● **Request**
Locate each line that contains the word "ticks" and copy every one of them.

● **Input rows**

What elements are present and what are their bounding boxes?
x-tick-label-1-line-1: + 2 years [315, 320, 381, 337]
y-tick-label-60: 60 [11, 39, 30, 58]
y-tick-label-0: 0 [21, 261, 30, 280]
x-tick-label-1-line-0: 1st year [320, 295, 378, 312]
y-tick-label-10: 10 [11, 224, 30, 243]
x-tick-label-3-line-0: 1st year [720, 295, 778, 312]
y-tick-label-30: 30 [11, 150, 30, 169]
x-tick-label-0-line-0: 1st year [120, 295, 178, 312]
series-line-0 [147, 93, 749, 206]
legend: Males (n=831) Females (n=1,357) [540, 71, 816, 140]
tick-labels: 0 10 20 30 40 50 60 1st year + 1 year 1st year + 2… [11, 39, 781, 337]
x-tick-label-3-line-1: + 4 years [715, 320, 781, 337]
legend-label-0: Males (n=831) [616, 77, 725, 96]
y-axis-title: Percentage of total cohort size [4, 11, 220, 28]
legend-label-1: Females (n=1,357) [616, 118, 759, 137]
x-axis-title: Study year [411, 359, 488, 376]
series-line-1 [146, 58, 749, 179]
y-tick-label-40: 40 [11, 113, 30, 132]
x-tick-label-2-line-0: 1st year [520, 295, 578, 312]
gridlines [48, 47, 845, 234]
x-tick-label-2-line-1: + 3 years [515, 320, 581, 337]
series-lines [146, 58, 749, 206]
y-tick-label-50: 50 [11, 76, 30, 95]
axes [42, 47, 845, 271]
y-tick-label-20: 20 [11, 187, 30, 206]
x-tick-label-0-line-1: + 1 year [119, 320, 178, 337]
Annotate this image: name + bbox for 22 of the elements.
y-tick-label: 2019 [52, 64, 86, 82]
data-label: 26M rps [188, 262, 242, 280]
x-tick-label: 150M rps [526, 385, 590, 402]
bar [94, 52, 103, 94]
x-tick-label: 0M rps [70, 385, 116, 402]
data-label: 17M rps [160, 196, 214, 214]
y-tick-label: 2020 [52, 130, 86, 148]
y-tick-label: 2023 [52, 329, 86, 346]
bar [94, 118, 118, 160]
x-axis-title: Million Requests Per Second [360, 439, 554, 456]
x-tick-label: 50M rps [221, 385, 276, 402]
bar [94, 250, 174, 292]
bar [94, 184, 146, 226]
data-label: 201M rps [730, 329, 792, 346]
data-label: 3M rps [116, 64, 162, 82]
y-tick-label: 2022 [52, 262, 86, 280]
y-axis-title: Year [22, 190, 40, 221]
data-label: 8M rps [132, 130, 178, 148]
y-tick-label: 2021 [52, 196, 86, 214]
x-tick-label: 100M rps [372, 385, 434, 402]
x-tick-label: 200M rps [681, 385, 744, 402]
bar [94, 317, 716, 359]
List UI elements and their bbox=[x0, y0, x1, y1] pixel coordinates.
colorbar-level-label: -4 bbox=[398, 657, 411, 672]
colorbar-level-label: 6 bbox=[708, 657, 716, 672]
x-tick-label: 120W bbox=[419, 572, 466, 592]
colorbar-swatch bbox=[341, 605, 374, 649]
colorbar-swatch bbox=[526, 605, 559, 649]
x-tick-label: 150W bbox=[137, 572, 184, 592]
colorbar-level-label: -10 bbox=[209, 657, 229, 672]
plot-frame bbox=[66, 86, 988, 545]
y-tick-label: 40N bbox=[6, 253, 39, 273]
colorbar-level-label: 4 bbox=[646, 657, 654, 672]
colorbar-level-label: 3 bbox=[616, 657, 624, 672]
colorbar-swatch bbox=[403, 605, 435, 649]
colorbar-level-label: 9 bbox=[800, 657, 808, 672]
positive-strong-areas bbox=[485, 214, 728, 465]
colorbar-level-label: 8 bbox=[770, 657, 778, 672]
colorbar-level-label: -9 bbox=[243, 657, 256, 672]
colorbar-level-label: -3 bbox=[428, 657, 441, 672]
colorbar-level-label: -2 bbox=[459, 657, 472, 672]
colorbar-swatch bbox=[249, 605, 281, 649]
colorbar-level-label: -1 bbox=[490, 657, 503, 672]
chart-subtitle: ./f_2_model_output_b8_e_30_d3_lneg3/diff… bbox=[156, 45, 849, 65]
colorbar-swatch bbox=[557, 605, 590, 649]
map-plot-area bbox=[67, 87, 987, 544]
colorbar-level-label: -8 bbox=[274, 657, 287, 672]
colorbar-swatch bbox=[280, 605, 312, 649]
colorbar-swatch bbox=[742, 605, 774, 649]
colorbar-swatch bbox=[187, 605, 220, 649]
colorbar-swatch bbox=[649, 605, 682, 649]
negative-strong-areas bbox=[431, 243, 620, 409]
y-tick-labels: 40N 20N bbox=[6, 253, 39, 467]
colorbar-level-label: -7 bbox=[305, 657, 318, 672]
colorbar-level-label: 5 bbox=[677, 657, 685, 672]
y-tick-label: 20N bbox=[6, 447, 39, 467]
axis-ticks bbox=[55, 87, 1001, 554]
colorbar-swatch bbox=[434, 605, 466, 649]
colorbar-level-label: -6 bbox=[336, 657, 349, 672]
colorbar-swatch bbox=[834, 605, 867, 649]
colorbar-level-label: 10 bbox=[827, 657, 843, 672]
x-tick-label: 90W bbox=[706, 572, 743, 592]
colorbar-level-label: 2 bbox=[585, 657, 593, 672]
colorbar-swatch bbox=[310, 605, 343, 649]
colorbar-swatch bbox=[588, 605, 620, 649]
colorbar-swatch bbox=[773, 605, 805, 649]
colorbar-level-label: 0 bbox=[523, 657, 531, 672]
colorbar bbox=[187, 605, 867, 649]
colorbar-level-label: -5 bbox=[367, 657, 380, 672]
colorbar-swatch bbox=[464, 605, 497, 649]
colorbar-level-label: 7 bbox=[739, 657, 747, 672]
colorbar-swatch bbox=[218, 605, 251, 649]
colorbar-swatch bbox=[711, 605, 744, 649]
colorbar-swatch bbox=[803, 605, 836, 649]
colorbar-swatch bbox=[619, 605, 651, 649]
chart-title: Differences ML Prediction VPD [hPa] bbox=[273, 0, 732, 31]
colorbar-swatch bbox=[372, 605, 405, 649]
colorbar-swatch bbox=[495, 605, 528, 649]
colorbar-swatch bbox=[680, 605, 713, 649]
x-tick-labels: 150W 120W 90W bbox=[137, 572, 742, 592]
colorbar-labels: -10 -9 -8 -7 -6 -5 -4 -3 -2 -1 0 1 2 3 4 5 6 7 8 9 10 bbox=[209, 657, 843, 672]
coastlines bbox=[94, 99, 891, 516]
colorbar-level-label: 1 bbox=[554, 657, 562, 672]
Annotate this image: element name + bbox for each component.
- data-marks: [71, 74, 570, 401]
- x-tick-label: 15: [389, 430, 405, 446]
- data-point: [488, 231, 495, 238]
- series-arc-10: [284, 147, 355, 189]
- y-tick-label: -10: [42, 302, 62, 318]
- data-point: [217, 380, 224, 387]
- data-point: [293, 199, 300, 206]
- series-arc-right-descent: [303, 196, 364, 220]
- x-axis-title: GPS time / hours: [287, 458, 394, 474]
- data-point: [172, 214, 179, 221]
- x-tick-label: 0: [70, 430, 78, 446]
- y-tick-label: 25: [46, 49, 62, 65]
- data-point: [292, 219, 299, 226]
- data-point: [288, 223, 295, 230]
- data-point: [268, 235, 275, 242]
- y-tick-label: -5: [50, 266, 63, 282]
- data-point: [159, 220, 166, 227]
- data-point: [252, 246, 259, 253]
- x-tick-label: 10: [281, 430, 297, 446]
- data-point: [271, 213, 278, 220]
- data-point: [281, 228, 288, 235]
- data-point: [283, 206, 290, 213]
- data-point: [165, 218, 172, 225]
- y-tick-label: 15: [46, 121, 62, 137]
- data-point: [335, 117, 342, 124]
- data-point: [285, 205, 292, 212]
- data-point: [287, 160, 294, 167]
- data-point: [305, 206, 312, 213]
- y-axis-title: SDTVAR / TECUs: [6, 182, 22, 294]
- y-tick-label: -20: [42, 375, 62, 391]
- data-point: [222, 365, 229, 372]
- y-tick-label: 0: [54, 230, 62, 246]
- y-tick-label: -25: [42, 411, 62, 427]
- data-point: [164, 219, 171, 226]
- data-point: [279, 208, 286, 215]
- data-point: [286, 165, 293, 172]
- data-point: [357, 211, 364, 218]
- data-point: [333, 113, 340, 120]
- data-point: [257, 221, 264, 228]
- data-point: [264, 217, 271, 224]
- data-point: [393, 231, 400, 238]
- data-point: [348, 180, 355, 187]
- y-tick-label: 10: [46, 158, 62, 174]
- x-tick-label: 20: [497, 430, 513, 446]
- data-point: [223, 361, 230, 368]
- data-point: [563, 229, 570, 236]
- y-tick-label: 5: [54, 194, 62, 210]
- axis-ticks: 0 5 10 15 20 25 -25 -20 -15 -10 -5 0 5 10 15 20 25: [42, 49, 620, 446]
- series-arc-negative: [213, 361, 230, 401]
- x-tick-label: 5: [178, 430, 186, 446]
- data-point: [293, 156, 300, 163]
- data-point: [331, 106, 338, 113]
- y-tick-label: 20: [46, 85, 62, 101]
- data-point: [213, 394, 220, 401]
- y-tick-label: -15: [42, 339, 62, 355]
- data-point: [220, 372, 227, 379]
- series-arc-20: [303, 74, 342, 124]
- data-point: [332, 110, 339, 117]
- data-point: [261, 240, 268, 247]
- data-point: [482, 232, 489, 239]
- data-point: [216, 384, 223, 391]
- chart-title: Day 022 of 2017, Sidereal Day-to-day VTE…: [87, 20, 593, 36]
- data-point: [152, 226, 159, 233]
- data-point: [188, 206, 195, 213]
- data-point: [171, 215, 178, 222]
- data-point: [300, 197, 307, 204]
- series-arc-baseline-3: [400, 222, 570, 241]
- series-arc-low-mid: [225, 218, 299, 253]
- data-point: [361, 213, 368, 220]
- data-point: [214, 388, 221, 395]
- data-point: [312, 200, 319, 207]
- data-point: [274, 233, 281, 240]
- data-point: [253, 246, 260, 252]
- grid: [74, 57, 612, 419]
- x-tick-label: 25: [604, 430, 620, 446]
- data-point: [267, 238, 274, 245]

● **Exercise result**
axis-ticks bbox=[55, 87, 1001, 554]
- axis-ticks: 0 5 10 15 20 25 -25 -20 -15 -10 -5 0 5 10 15 20 25: [42, 49, 620, 446]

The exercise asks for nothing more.